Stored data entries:
------------------------------

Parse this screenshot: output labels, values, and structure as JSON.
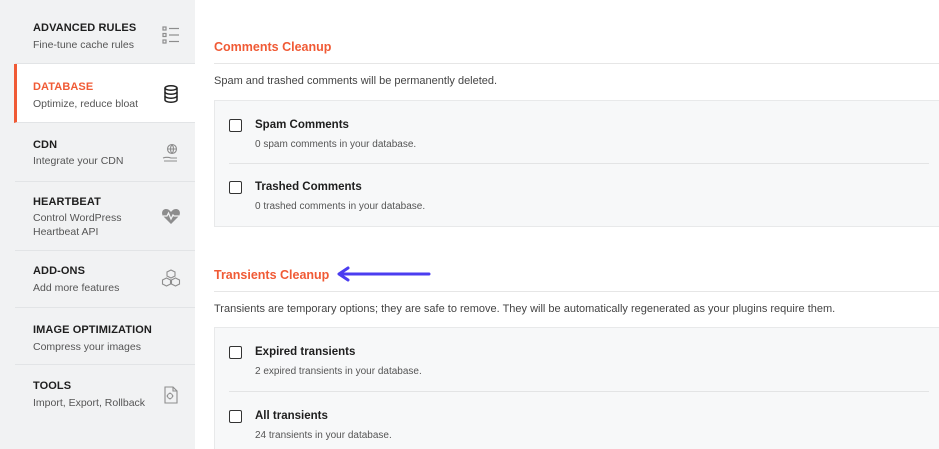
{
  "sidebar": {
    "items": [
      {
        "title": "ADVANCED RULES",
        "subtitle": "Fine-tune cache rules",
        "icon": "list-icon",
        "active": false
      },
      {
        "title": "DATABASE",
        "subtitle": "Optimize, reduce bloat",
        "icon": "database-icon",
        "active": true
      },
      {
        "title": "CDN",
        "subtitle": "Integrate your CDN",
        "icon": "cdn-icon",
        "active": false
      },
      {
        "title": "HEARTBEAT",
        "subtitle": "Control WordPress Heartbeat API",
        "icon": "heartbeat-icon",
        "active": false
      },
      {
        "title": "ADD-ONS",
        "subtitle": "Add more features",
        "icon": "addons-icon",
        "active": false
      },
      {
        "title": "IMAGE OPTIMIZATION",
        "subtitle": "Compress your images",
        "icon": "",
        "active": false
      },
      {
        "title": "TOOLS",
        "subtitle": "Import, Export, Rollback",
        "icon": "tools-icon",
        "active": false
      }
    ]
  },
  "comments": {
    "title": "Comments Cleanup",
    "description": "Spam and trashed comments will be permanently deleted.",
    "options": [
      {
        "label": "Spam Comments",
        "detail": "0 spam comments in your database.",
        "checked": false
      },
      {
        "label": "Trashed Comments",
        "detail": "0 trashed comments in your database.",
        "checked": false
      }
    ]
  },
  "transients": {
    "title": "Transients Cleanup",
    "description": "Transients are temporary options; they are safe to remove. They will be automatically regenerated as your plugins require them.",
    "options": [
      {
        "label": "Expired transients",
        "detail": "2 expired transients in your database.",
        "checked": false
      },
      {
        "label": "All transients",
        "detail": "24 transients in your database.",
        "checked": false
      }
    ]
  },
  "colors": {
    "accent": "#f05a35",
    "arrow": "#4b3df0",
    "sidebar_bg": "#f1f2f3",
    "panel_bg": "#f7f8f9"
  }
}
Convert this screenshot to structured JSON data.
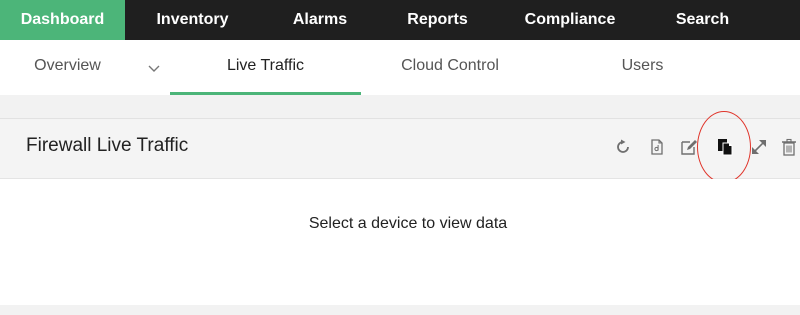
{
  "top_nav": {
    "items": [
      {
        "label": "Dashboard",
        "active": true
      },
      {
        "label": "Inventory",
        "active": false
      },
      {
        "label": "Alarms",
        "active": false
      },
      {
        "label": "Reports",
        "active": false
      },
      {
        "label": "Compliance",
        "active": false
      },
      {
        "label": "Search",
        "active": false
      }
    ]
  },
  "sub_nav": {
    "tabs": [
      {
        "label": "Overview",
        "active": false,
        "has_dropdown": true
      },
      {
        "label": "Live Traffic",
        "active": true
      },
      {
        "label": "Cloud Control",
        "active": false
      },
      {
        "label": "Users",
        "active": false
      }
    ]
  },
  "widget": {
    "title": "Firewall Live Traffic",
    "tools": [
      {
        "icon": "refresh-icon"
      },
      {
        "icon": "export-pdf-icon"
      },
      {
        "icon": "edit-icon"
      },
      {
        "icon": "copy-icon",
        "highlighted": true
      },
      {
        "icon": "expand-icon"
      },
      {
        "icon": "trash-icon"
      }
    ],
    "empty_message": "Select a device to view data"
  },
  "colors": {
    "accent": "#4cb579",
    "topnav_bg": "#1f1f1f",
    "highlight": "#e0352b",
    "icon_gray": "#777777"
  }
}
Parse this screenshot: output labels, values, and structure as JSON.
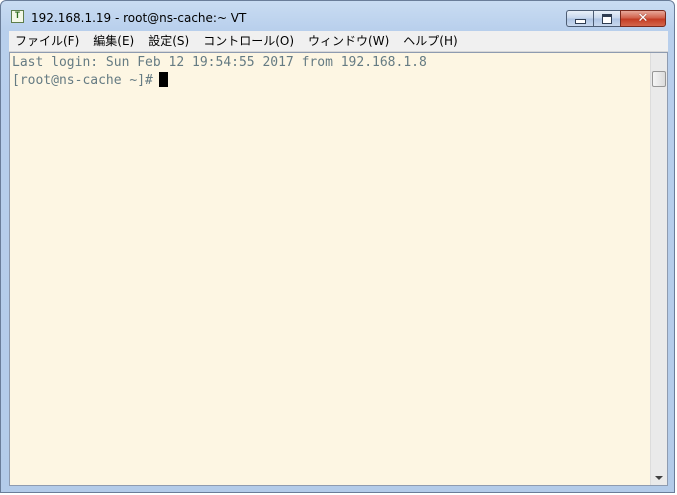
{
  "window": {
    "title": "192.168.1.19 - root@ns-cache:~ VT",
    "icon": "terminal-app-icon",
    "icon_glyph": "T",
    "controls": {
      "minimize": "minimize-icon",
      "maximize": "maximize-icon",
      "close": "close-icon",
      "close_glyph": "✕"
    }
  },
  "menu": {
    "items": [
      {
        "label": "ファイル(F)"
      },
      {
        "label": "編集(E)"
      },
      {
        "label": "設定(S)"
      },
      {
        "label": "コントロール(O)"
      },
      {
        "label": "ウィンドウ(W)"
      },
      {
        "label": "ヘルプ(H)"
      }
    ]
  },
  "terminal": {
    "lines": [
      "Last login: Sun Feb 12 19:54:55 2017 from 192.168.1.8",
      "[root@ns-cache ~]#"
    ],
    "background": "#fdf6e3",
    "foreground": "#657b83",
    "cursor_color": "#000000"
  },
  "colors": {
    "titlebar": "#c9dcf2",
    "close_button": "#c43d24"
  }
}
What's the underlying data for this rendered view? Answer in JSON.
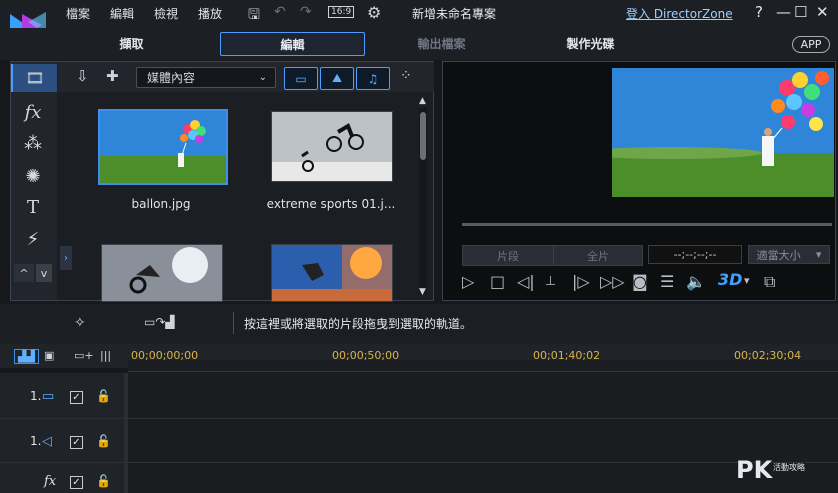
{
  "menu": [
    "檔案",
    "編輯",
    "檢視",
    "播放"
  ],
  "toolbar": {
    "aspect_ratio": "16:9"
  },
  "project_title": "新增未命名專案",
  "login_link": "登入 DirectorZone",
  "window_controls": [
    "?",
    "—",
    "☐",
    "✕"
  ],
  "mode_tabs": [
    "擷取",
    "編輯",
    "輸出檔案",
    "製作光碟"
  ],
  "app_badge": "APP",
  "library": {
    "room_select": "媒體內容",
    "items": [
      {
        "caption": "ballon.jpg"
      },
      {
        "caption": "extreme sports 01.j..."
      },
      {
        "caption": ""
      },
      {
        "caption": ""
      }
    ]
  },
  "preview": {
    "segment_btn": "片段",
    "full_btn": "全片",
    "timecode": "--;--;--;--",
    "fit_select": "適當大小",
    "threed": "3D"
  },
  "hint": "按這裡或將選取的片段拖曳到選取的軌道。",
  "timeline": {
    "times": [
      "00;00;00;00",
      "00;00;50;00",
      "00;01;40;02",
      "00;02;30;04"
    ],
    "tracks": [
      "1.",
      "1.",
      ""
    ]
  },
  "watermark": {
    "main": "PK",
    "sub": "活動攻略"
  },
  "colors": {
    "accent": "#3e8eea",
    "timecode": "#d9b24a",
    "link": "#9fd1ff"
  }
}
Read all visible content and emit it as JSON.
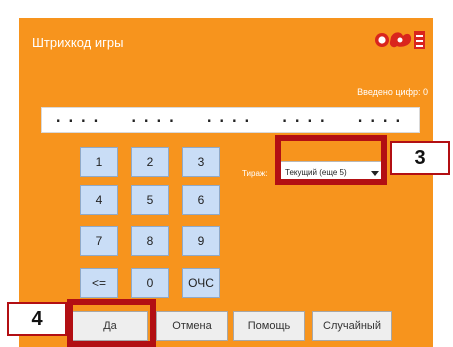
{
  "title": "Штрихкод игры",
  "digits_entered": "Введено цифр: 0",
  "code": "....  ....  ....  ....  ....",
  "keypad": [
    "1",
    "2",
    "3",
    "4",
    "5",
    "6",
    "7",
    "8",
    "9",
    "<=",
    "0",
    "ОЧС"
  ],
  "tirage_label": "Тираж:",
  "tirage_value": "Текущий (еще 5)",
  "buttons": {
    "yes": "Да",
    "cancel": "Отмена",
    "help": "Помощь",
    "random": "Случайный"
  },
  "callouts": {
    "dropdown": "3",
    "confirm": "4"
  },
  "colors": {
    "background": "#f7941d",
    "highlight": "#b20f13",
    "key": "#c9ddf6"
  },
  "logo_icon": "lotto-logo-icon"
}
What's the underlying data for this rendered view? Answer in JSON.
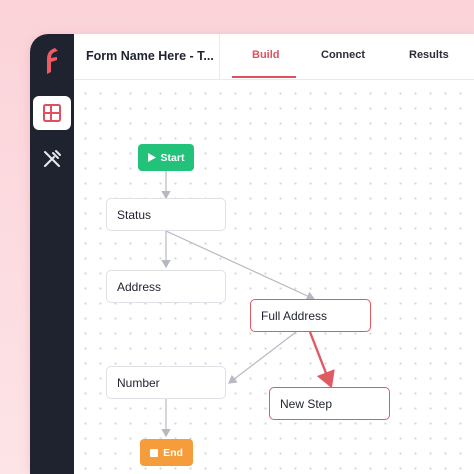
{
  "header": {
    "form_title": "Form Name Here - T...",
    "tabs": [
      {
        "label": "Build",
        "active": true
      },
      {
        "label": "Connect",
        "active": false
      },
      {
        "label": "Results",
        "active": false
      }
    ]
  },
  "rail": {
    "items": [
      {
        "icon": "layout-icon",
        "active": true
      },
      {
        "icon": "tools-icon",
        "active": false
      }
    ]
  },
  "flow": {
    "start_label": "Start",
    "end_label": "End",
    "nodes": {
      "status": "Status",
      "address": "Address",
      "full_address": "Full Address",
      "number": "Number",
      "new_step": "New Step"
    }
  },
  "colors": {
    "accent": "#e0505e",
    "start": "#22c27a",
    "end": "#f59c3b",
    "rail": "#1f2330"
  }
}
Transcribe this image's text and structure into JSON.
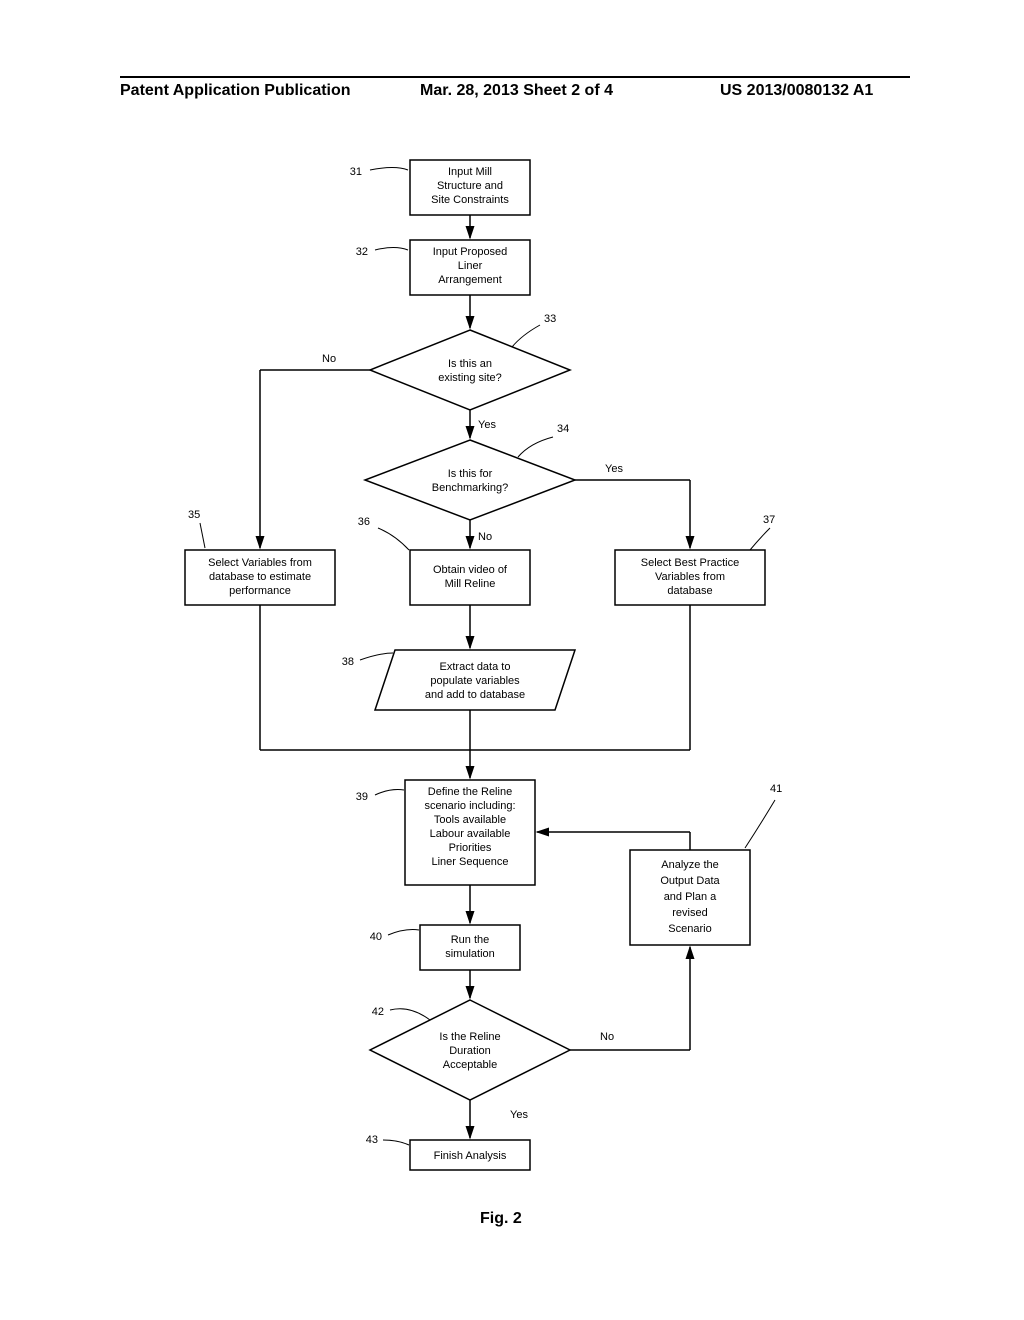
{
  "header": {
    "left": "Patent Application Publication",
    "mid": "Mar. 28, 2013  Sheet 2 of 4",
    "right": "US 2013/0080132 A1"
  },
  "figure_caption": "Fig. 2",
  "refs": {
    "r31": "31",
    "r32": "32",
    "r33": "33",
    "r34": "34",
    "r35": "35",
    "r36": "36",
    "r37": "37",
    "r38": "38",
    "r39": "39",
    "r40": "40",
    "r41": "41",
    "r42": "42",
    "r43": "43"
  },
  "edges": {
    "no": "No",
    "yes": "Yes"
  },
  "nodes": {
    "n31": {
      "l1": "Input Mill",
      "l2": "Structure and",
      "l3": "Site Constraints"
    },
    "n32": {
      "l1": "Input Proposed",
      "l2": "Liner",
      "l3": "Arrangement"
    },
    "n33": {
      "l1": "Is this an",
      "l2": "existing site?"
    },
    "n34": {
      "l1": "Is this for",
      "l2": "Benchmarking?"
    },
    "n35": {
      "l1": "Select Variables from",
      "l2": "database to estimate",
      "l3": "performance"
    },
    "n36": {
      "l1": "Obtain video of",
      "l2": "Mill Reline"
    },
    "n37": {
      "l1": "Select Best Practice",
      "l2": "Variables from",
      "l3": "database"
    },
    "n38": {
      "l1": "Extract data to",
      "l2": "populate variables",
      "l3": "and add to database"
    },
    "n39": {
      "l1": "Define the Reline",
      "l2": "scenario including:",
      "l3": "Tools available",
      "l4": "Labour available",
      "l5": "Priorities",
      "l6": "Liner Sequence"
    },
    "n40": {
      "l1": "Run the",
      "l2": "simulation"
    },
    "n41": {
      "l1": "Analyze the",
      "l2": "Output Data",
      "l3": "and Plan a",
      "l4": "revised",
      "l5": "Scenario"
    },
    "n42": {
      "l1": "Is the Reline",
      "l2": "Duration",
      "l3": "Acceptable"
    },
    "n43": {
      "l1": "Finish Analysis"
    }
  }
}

------------------------------

Gather all lines of the records that include the word "detail".

Final result:
        "detail": "0 spam comments in your database.",
        "detail": "0 trashed comments in your database.",
        "detail": "2 expired transients in your database.",
        "detail": "24 transients in your database.",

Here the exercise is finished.